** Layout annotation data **
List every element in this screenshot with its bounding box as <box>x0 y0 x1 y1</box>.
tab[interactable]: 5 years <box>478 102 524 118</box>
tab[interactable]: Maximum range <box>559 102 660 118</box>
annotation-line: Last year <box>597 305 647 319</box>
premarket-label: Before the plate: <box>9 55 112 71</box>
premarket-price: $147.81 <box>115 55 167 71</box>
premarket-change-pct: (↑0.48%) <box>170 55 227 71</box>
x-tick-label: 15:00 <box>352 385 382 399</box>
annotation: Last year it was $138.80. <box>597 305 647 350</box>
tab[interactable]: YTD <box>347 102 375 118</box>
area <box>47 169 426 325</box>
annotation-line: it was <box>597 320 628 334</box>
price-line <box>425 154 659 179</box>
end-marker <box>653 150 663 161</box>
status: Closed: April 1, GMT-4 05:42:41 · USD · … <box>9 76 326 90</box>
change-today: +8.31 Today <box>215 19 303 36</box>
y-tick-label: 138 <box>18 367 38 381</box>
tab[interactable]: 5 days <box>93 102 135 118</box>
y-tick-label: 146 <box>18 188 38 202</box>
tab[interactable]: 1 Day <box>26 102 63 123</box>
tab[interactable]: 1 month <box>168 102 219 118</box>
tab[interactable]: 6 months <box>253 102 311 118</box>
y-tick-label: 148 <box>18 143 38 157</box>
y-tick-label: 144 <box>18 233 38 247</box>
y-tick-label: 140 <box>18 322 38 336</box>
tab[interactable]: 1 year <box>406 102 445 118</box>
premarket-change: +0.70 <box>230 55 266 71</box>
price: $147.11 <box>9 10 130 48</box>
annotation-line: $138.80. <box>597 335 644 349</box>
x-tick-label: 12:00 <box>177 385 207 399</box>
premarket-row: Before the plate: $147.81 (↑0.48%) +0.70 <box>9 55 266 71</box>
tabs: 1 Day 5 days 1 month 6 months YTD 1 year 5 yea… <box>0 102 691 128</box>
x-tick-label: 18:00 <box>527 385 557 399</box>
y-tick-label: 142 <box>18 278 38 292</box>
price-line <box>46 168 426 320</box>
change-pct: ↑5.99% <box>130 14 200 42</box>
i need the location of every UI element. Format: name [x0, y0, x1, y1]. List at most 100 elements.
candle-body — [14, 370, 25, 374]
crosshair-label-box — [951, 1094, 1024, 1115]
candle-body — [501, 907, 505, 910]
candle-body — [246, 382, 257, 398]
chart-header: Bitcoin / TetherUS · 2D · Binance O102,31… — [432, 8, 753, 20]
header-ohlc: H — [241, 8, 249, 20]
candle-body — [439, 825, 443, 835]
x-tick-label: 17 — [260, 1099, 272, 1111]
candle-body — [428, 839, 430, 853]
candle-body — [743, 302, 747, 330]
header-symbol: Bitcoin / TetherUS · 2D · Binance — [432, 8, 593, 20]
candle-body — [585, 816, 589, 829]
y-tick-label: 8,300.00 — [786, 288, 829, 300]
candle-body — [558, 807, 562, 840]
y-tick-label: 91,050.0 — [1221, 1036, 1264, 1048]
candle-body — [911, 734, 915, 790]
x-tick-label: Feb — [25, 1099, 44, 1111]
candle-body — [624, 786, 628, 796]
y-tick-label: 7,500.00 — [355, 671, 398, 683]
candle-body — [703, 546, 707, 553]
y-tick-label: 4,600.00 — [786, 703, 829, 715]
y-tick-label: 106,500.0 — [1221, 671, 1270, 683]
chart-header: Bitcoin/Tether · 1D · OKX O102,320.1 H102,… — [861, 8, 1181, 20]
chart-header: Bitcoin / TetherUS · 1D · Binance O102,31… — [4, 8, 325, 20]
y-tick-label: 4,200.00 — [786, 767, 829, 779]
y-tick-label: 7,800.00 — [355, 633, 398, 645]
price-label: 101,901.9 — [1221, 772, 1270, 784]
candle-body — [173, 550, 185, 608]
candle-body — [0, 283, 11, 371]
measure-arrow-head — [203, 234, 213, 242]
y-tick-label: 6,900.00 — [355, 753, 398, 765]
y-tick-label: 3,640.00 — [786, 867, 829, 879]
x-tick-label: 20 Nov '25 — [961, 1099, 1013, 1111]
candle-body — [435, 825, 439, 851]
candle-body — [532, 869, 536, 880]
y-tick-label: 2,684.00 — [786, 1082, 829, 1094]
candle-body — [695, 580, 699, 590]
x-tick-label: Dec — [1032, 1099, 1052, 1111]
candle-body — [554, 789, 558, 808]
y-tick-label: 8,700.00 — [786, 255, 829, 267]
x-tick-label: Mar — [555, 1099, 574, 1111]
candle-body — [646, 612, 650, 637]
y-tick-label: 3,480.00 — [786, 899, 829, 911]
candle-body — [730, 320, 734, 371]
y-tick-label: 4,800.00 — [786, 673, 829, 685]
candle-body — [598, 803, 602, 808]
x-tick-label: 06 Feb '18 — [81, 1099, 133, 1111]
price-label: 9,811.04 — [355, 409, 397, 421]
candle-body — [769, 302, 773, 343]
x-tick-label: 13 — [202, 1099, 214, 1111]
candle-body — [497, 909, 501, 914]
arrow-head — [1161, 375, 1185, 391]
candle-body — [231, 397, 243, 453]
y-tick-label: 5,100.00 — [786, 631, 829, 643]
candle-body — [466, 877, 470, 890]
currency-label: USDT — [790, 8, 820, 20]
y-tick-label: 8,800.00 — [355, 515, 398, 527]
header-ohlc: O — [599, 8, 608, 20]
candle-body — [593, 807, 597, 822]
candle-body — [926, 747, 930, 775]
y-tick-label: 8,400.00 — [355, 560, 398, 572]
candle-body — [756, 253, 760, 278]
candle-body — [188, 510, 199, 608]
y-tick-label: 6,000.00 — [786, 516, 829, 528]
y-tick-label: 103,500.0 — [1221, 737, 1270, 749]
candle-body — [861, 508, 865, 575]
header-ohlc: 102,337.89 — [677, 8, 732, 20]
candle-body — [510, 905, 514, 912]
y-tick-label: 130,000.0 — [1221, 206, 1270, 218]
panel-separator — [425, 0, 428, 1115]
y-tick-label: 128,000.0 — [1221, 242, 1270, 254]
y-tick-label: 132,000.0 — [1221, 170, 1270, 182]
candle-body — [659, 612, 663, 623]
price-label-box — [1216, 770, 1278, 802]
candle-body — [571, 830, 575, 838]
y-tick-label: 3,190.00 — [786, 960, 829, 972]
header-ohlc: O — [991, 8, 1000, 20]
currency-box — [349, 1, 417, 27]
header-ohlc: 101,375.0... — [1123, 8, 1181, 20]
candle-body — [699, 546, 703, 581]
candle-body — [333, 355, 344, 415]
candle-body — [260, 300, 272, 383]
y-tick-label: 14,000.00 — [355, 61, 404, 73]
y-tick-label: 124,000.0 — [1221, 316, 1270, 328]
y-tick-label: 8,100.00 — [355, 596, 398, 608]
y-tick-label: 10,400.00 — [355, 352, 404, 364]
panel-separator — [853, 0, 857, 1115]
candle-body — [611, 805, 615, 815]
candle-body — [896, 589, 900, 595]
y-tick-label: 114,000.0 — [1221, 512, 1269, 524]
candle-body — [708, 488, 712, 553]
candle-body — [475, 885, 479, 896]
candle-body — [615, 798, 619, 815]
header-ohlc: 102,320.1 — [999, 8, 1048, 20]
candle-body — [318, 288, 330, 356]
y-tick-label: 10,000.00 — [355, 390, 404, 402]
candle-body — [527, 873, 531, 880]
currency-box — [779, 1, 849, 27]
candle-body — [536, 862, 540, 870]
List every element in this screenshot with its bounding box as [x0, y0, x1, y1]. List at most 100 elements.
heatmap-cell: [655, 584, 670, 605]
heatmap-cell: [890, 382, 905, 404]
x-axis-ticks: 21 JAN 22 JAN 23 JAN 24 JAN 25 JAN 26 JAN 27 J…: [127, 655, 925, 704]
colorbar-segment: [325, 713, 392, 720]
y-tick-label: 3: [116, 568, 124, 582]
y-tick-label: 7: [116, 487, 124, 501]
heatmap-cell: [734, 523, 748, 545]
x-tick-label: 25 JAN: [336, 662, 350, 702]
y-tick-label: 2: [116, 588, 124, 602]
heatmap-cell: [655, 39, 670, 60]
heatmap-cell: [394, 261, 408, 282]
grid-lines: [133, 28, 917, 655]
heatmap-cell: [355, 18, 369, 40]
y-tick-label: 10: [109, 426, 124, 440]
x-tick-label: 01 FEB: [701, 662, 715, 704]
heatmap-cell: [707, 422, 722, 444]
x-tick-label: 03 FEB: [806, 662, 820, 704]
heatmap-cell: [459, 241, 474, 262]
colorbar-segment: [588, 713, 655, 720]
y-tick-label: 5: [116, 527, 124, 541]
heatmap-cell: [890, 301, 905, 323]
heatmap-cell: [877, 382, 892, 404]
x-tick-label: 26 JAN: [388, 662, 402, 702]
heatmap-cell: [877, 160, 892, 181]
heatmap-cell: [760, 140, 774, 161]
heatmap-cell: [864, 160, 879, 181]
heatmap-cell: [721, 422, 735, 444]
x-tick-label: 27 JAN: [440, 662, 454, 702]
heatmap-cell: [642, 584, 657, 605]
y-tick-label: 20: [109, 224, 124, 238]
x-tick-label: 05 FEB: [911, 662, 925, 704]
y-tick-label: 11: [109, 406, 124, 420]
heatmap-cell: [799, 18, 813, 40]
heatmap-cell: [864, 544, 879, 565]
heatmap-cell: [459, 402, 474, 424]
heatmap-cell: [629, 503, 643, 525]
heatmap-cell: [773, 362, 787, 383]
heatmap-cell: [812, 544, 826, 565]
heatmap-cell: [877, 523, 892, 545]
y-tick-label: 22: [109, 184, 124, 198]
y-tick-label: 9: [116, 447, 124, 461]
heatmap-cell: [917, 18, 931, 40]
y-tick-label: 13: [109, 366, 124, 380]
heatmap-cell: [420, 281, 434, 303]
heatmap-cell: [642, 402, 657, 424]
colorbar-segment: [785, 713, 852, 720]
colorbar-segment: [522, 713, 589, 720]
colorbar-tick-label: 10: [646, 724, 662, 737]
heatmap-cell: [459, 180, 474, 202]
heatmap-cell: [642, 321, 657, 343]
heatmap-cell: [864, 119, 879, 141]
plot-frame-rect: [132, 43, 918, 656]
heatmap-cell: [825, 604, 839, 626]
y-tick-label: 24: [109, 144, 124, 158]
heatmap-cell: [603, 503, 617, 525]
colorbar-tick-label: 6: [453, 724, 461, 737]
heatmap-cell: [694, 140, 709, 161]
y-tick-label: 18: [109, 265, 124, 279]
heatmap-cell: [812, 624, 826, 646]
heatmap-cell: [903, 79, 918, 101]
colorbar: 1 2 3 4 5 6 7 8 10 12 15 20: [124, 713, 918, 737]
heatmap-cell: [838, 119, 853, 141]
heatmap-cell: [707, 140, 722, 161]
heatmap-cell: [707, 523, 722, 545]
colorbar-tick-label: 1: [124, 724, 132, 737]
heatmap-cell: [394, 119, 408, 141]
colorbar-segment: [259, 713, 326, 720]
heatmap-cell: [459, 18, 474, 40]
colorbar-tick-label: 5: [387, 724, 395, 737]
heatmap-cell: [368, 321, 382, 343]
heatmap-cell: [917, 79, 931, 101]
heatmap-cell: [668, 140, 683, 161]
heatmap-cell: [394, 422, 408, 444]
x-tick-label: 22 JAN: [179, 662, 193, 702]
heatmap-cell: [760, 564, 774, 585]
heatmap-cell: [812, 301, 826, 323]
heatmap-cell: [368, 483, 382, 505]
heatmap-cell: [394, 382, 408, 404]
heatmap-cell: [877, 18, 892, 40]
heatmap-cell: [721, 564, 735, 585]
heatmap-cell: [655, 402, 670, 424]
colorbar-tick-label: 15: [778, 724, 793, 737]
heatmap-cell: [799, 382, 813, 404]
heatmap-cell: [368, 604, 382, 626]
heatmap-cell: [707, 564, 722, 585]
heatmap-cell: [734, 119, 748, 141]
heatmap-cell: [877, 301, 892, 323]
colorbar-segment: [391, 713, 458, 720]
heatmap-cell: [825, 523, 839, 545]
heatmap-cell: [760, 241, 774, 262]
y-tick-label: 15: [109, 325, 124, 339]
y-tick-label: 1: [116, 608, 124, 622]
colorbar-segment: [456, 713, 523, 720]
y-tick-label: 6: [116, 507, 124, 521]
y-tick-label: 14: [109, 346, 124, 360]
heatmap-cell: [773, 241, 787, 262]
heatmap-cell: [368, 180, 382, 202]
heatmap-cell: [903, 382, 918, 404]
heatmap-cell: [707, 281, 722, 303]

** YOUR GOAL **
Render the material from its first line through the line containing "annotation-line: Last year", inclusive, as a Markdown table with the columns No. and Entry, one numbered row per line and no blank lines.

** COMPLETED TASK **
| No. | Entry |
|---|---|
| 1 | List every element in this screenshot with its bounding box as <box>x0 y0 x1 y1</box>. |
| 2 | tab[interactable]: 5 years <box>478 102 524 118</box> |
| 3 | tab[interactable]: Maximum range <box>559 102 660 118</box> |
| 4 | annotation-line: Last year <box>597 305 647 319</box> |